Your task
Give a verbatim quotation of every record.

Recorded information
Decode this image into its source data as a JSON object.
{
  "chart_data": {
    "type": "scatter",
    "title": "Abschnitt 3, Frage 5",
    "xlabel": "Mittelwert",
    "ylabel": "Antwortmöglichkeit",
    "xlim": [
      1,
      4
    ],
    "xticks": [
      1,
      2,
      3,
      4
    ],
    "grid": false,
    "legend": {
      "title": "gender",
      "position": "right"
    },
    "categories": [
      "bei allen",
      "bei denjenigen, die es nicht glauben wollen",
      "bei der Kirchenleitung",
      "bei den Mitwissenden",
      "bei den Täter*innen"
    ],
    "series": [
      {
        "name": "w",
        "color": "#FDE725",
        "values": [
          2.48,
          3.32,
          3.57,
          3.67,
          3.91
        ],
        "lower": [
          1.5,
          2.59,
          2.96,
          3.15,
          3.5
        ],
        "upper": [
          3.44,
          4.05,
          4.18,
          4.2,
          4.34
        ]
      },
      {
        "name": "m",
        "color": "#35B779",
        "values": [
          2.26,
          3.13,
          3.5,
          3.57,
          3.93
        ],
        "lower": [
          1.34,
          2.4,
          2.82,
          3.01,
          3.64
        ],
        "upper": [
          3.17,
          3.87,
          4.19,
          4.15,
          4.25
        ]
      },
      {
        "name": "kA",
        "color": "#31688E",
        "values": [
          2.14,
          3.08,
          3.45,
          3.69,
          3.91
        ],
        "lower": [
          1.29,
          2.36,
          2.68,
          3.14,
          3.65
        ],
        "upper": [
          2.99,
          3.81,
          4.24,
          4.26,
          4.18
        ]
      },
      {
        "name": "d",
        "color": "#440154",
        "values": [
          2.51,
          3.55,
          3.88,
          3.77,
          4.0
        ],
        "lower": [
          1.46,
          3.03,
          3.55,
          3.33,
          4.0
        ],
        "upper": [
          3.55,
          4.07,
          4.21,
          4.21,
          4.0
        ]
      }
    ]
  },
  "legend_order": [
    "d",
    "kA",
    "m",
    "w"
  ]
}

Exercise answer
Decode this image into its source data as a JSON object.
{
  "chart_data": {
    "type": "scatter",
    "title": "Abschnitt 3, Frage 5",
    "xlabel": "Mittelwert",
    "ylabel": "Antwortmöglichkeit",
    "xlim": [
      1,
      4
    ],
    "xticks": [
      1,
      2,
      3,
      4
    ],
    "grid": false,
    "legend": {
      "title": "gender",
      "position": "right"
    },
    "categories": [
      "bei allen",
      "bei denjenigen, die es nicht glauben wollen",
      "bei der Kirchenleitung",
      "bei den Mitwissenden",
      "bei den Täter*innen"
    ],
    "series": [
      {
        "name": "w",
        "color": "#FDE725",
        "values": [
          2.48,
          3.32,
          3.57,
          3.67,
          3.91
        ],
        "lower": [
          1.5,
          2.59,
          2.96,
          3.15,
          3.5
        ],
        "upper": [
          3.44,
          4.05,
          4.18,
          4.2,
          4.34
        ]
      },
      {
        "name": "m",
        "color": "#35B779",
        "values": [
          2.26,
          3.13,
          3.5,
          3.57,
          3.93
        ],
        "lower": [
          1.34,
          2.4,
          2.82,
          3.01,
          3.64
        ],
        "upper": [
          3.17,
          3.87,
          4.19,
          4.15,
          4.25
        ]
      },
      {
        "name": "kA",
        "color": "#31688E",
        "values": [
          2.14,
          3.08,
          3.45,
          3.69,
          3.91
        ],
        "lower": [
          1.29,
          2.36,
          2.68,
          3.14,
          3.65
        ],
        "upper": [
          2.99,
          3.81,
          4.24,
          4.26,
          4.18
        ]
      },
      {
        "name": "d",
        "color": "#440154",
        "values": [
          2.51,
          3.55,
          3.88,
          3.77,
          4.0
        ],
        "lower": [
          1.46,
          3.03,
          3.55,
          3.33,
          4.0
        ],
        "upper": [
          3.55,
          4.07,
          4.21,
          4.21,
          4.0
        ]
      }
    ]
  },
  "legend_order": [
    "d",
    "kA",
    "m",
    "w"
  ]
}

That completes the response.